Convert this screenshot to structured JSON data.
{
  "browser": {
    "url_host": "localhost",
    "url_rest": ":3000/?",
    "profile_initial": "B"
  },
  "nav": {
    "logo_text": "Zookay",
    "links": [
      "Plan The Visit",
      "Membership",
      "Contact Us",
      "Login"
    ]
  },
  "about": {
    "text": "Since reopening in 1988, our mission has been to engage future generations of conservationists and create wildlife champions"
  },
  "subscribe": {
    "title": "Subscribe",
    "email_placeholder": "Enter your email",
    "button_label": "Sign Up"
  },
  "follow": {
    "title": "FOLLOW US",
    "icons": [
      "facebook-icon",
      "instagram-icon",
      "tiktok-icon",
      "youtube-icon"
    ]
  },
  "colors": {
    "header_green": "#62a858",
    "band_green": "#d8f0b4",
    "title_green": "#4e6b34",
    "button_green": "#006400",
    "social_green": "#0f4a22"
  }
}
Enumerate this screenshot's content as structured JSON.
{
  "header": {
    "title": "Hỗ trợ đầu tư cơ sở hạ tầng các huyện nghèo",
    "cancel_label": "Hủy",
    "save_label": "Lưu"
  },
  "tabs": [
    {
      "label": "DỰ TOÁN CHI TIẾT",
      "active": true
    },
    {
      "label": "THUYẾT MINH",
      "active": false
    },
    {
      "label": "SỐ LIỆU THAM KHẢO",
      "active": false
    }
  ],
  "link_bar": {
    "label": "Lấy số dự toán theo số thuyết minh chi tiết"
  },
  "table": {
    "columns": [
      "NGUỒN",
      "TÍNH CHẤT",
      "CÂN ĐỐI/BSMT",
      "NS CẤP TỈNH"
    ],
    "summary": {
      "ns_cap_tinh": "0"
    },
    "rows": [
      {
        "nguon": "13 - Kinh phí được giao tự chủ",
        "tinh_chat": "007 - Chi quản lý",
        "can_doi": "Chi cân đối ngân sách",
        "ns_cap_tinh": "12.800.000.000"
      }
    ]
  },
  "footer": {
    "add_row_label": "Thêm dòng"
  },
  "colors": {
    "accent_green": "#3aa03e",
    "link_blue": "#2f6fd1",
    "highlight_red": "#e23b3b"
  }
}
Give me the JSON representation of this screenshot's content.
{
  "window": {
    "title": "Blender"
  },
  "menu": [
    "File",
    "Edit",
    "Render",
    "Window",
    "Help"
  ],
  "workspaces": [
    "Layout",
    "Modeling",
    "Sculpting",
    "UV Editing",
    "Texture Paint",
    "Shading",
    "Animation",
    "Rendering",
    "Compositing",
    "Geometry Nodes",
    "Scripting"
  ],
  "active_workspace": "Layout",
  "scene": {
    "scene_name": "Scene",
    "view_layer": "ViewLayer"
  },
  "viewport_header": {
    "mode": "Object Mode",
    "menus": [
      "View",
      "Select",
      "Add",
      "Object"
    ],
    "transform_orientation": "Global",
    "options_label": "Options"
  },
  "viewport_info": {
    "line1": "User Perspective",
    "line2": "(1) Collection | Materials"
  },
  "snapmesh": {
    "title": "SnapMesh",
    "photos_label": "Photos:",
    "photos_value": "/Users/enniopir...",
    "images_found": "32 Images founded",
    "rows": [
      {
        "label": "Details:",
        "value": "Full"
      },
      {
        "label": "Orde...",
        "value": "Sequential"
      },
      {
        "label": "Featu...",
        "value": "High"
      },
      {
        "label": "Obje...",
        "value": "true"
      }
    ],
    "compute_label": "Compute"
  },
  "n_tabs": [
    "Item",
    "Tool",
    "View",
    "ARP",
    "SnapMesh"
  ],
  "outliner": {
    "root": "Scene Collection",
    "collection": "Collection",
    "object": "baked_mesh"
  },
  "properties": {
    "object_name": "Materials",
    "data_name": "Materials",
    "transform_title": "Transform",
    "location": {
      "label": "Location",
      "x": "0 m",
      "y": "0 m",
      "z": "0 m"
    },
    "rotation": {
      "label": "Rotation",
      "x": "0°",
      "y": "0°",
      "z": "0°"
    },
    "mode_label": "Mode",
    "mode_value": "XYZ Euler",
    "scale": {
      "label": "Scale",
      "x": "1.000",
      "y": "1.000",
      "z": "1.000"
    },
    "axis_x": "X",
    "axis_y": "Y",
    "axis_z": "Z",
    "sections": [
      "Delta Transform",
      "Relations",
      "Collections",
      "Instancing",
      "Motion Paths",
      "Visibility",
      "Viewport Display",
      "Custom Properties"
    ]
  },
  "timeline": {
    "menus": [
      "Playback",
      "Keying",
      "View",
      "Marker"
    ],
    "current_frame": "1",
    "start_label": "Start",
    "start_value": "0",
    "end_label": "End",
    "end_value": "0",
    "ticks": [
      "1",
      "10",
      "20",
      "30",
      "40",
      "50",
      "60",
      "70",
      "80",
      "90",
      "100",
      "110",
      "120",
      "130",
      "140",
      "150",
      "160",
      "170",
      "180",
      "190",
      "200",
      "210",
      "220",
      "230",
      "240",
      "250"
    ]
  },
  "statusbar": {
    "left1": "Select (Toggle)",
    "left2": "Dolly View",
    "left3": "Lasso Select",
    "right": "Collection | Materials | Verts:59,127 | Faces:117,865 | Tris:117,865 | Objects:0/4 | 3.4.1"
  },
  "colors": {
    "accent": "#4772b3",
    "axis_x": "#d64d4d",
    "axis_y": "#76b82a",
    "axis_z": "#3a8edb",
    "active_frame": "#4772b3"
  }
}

************

## [Work to complete]
Search the listing for the word "content" and return each line that holds it.

## [Worked solution]
Enumerate this screenshot's content as structured JSON.
Give me the JSON representation of this screenshot's content.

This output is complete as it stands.